- [SHORT TASK] Filter these entries, keeping only lines that hold the word "lugar".

------ MATERIAL SHOWN

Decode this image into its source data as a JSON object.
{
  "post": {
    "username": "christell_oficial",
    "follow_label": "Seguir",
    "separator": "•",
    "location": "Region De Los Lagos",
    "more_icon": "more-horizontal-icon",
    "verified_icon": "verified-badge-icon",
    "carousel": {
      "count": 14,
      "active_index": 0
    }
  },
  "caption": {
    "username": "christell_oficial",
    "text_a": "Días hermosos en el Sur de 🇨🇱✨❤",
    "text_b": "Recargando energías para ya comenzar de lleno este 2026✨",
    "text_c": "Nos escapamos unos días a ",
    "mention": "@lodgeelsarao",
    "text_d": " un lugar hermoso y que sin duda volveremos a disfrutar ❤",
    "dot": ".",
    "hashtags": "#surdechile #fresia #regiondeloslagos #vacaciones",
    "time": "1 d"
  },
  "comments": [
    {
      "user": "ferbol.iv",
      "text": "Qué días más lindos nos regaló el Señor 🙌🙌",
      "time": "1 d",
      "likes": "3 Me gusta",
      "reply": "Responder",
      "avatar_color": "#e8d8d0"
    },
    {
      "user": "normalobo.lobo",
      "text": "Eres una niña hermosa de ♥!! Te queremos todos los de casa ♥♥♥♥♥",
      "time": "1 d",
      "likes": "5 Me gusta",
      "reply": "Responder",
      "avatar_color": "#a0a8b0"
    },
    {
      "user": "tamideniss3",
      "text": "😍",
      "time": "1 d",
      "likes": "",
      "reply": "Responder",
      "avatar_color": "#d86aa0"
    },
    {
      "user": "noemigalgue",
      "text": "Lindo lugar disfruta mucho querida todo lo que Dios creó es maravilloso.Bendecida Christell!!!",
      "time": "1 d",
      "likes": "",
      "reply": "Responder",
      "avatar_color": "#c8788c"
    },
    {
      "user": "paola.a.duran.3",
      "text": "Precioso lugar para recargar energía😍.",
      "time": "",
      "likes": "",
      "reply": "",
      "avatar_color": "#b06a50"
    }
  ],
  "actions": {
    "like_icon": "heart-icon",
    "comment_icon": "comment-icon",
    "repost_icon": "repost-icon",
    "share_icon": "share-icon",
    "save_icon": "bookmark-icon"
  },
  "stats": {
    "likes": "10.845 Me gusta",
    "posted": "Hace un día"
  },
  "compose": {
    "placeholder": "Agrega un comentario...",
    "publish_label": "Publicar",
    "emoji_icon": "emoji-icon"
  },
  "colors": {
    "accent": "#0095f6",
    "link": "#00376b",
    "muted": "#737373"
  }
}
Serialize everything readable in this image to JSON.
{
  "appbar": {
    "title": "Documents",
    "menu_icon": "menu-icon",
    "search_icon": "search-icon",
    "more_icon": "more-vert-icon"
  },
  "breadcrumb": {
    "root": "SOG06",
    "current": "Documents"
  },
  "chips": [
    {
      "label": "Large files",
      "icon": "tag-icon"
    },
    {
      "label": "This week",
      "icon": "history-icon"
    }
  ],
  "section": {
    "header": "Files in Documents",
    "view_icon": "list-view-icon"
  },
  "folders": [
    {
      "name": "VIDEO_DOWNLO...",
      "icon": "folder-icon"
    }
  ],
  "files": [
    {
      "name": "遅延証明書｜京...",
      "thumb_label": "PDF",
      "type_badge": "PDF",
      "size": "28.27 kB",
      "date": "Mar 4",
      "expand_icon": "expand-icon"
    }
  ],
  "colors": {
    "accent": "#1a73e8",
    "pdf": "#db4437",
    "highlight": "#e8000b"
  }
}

------------

- [RIGHT ANSWER]
    "text_d": " un lugar hermoso y que sin duda volveremos a disfrutar ❤",
      "text": "Lindo lugar disfruta mucho querida todo lo que Dios creó es maravilloso.Bendecida Christell!!!",
      "text": "Precioso lugar para recargar energía😍.",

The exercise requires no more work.